Stated goal
Gather all lines from the material that contain "Tang".

Dataset extract
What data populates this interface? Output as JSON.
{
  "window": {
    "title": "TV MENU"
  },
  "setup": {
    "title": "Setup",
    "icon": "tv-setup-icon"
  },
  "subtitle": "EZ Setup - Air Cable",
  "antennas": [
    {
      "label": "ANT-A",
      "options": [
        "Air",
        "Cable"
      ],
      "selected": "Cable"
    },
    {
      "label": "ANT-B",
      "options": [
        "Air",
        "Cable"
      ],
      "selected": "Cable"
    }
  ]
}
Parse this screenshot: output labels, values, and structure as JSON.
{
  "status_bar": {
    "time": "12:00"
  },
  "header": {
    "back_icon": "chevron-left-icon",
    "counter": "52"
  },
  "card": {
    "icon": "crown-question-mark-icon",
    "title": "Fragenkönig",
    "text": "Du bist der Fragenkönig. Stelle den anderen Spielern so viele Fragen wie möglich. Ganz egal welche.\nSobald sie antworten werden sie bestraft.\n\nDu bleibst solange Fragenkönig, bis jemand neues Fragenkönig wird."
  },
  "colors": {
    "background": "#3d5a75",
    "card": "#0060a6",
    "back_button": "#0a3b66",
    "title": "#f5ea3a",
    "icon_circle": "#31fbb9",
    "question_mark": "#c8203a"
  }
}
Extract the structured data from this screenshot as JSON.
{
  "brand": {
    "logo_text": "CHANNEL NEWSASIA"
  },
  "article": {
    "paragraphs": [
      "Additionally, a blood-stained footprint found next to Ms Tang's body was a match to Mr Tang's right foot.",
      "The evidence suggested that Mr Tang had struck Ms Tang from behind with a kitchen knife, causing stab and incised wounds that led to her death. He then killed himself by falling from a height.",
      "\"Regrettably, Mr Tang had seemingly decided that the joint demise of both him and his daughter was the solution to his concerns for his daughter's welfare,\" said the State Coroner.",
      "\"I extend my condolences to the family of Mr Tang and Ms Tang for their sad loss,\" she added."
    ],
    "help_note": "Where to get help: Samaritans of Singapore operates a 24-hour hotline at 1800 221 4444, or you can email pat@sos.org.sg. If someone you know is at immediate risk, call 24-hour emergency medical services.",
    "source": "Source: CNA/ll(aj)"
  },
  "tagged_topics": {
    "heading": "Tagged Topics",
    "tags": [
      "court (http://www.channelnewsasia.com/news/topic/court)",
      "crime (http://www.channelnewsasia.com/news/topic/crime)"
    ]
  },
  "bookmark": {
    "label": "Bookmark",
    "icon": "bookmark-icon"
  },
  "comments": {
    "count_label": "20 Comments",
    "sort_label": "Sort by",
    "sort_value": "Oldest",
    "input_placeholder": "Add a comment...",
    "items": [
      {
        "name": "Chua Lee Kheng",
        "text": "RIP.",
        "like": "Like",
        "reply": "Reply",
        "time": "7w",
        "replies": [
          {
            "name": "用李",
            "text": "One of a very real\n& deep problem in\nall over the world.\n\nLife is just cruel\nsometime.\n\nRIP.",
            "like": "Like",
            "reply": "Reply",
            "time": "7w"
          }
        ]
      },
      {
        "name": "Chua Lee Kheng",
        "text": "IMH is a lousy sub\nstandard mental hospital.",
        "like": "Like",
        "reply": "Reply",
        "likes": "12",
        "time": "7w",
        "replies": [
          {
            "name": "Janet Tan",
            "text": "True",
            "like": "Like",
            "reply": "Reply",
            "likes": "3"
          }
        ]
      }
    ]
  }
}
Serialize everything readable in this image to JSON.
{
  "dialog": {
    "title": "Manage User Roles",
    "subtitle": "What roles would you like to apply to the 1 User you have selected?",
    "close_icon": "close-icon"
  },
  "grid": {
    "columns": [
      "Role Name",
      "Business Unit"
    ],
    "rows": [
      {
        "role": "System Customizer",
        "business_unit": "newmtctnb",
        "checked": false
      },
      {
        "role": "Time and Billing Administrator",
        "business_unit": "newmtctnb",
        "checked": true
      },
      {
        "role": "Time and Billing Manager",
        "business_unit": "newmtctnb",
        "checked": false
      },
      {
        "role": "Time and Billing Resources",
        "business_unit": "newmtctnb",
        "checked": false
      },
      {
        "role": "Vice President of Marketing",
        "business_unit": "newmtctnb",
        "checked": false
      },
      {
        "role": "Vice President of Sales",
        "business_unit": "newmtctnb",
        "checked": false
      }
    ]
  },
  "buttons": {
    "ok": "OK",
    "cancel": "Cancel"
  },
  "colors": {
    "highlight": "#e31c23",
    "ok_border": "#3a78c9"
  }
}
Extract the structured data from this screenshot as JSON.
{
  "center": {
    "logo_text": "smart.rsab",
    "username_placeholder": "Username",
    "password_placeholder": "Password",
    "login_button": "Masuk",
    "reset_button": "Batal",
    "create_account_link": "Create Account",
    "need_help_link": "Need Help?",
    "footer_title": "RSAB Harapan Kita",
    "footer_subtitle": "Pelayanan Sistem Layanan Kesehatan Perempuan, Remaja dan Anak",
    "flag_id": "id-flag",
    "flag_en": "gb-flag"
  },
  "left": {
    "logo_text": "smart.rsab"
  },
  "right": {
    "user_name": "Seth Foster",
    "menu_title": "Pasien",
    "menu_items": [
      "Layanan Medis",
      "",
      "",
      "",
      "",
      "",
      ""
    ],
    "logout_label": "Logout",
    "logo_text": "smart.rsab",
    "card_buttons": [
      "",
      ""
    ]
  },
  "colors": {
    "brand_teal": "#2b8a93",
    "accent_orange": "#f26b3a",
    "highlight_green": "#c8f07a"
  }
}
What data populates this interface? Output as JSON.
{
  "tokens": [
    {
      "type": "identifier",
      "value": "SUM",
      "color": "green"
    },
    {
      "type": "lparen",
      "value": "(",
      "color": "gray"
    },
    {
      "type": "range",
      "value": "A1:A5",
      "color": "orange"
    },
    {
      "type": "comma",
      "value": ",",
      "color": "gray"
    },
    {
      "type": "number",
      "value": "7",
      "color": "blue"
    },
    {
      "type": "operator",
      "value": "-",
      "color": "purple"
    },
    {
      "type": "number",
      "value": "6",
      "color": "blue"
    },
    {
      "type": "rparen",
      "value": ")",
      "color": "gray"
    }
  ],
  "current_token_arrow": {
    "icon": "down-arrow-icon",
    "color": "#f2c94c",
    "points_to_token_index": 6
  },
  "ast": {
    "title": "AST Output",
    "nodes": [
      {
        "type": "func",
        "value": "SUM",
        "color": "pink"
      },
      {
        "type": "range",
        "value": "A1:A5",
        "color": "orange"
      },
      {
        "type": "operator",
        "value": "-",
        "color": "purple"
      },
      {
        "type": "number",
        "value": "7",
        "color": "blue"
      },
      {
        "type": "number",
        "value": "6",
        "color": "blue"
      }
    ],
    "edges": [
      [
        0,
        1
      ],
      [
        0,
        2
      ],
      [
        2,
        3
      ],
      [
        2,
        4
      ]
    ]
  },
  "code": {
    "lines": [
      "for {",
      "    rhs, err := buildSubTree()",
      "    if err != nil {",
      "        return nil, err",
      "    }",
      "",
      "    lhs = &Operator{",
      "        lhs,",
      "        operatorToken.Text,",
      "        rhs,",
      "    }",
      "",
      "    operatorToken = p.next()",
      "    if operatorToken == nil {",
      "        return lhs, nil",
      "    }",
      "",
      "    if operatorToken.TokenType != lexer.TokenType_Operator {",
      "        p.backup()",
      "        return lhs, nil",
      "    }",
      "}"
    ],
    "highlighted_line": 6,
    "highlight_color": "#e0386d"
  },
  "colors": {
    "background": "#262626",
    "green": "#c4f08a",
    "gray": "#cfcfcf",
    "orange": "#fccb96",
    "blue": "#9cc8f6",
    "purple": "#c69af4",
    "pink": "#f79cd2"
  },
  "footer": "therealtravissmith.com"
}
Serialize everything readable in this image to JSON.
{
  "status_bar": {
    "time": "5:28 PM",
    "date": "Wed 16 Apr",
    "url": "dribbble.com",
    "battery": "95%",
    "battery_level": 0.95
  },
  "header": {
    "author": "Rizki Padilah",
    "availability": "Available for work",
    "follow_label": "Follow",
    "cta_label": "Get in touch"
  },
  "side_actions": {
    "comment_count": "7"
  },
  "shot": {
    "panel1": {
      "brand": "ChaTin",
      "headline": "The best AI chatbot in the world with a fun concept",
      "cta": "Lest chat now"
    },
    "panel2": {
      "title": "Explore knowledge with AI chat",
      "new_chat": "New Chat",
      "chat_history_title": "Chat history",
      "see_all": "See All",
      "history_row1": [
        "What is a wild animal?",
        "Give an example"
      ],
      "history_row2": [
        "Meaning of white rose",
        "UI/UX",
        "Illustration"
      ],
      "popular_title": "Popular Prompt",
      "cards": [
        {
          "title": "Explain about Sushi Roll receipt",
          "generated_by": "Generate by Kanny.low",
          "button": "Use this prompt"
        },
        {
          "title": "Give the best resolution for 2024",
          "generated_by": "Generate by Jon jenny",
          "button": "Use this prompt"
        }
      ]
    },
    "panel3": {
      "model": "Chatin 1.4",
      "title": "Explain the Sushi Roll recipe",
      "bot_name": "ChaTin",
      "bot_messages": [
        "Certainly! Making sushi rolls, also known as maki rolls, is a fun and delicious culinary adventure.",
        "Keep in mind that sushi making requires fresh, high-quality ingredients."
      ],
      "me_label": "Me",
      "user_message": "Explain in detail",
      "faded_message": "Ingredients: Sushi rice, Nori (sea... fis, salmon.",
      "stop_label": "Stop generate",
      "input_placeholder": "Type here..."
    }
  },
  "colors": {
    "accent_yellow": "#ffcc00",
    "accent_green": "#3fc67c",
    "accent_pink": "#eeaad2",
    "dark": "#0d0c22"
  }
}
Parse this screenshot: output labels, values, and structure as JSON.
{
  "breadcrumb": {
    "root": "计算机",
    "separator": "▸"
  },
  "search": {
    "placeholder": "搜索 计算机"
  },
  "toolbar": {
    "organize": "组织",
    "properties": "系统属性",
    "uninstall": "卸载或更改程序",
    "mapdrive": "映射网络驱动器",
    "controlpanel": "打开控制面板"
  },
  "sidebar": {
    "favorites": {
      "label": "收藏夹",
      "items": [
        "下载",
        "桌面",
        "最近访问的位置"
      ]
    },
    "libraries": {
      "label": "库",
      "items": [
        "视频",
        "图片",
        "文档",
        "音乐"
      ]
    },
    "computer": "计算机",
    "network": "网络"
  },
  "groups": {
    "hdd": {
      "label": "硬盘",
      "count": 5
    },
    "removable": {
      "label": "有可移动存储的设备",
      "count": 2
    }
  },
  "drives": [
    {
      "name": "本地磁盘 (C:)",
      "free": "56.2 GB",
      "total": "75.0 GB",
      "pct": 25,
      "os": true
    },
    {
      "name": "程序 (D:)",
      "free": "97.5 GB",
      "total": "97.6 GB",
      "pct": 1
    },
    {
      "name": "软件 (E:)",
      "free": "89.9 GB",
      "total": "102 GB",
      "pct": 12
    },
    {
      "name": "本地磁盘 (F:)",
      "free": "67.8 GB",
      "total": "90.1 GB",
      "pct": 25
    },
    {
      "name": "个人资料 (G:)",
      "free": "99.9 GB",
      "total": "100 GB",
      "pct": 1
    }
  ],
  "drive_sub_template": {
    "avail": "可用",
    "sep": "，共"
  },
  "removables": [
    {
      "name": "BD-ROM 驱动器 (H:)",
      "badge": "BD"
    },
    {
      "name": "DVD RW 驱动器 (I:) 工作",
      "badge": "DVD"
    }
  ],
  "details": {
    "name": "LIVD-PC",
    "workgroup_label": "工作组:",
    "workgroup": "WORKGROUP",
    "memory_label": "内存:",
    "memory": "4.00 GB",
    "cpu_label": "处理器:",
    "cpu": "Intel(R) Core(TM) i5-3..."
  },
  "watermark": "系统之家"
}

The response
      "Additionally, a blood-stained footprint found next to Ms Tang's body was a match to Mr Tang's right foot.",
      "The evidence suggested that Mr Tang had struck Ms Tang from behind with a kitchen knife, causing stab and incised wounds that led to her death. He then killed himself by falling from a height.",
      "\"Regrettably, Mr Tang had seemingly decided that the joint demise of both him and his daughter was the solution to his concerns for his daughter's welfare,\" said the State Coroner.",
      "\"I extend my condolences to the family of Mr Tang and Ms Tang for their sad loss,\" she added."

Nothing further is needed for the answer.